Saved data entries

______

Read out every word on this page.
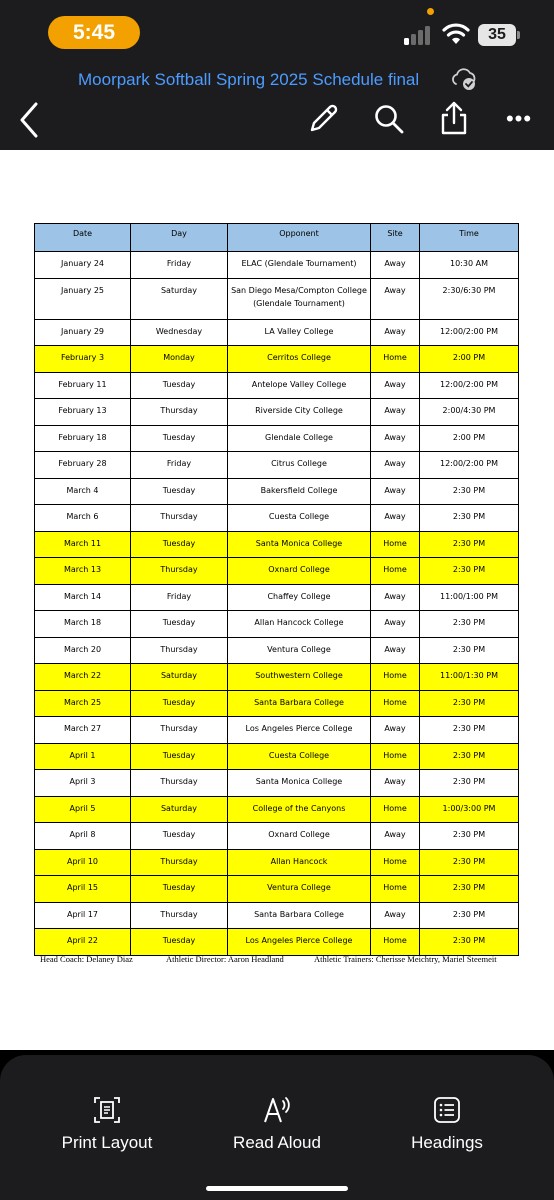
5:45	35
Moorpark Softball Spring 2025 Schedule final
•••
Date	Day	Opponent	Site	Time
January 24	Friday	ELAC (Glendale Tournament)	Away	10:30 AM
January 25	Saturday	San Diego Mesa/Compton College (Glendale Tournament)	Away	2:30/6:30 PM
January 29	Wednesday	LA Valley College	Away	12:00/2:00 PM
February 3	Monday	Cerritos College	Home	2:00 PM
February 11	Tuesday	Antelope Valley College	Away	12:00/2:00 PM
February 13	Thursday	Riverside City College	Away	2:00/4:30 PM
February 18	Tuesday	Glendale College	Away	2:00 PM
February 28	Friday	Citrus College	Away	12:00/2:00 PM
March 4	Tuesday	Bakersfield College	Away	2:30 PM
March 6	Thursday	Cuesta College	Away	2:30 PM
March 11	Tuesday	Santa Monica College	Home	2:30 PM
March 13	Thursday	Oxnard College	Home	2:30 PM
March 14	Friday	Chaffey College	Away	11:00/1:00 PM
March 18	Tuesday	Allan Hancock College	Away	2:30 PM
March 20	Thursday	Ventura College	Away	2:30 PM
March 22	Saturday	Southwestern College	Home	11:00/1:30 PM
March 25	Tuesday	Santa Barbara College	Home	2:30 PM
March 27	Thursday	Los Angeles Pierce College	Away	2:30 PM
April 1	Tuesday	Cuesta College	Home	2:30 PM
April 3	Thursday	Santa Monica College	Away	2:30 PM
April 5	Saturday	College of the Canyons	Home	1:00/3:00 PM
April 8	Tuesday	Oxnard College	Away	2:30 PM
April 10	Thursday	Allan Hancock	Home	2:30 PM
April 15	Tuesday	Ventura College	Home	2:30 PM
April 17	Thursday	Santa Barbara College	Away	2:30 PM
April 22	Tuesday	Los Angeles Pierce College	Home	2:30 PM
Head Coach: Delaney Diaz	Athletic Director: Aaron Headland	Athletic Trainers: Cherisse Meichtry, Mariel Steemeit
Print Layout	Read Aloud	Headings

______

**Written task:** Find the lines holding "Oxnard" and list every one.

**Reply to the exercise:**
March 13	Thursday	Oxnard College	Home	2:30 PM
April 8	Tuesday	Oxnard College	Away	2:30 PM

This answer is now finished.